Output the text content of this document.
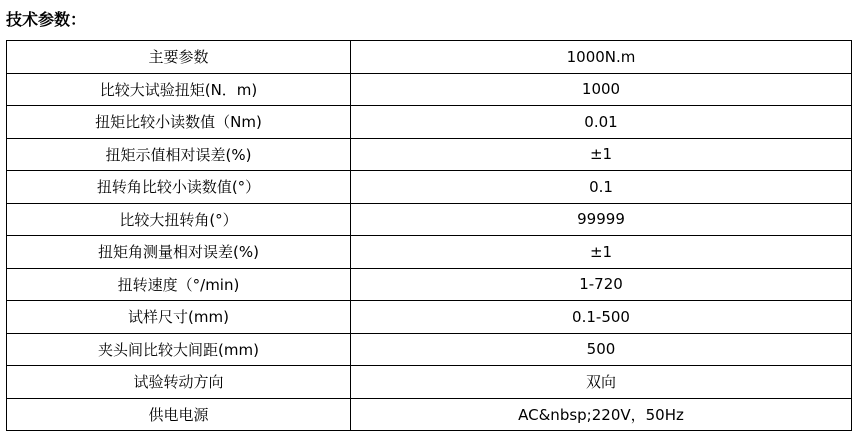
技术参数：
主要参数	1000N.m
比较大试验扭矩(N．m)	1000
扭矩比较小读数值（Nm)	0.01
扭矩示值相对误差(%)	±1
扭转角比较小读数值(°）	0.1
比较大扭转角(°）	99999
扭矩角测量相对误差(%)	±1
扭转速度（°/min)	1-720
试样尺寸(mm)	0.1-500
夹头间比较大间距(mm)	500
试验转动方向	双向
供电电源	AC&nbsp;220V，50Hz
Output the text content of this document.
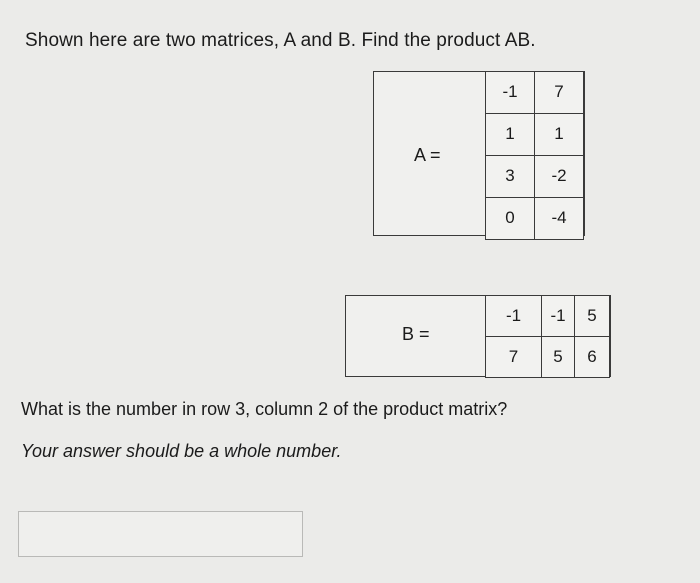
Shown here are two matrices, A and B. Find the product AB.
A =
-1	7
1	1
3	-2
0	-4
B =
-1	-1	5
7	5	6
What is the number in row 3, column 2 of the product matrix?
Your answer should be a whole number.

________________________

Reproduce the entries above exactly. Do not include the images.

— RESULT FOR THIS EXERCISE —
Output the text content of this document.
技术参数：
主要参数	1000N.m
比较大试验扭矩(N．m)	1000
扭矩比较小读数值（Nm)	0.01
扭矩示值相对误差(%)	±1
扭转角比较小读数值(°）	0.1
比较大扭转角(°）	99999
扭矩角测量相对误差(%)	±1
扭转速度（°/min)	1-720
试样尺寸(mm)	0.1-500
夹头间比较大间距(mm)	500
试验转动方向	双向
供电电源	AC&nbsp;220V，50Hz
Output the text content of this document.
Shown here are two matrices, A and B. Find the product AB.
A =
-1	7
1	1
3	-2
0	-4
B =
-1	-1	5
7	5	6
What is the number in row 3, column 2 of the product matrix?
Your answer should be a whole number.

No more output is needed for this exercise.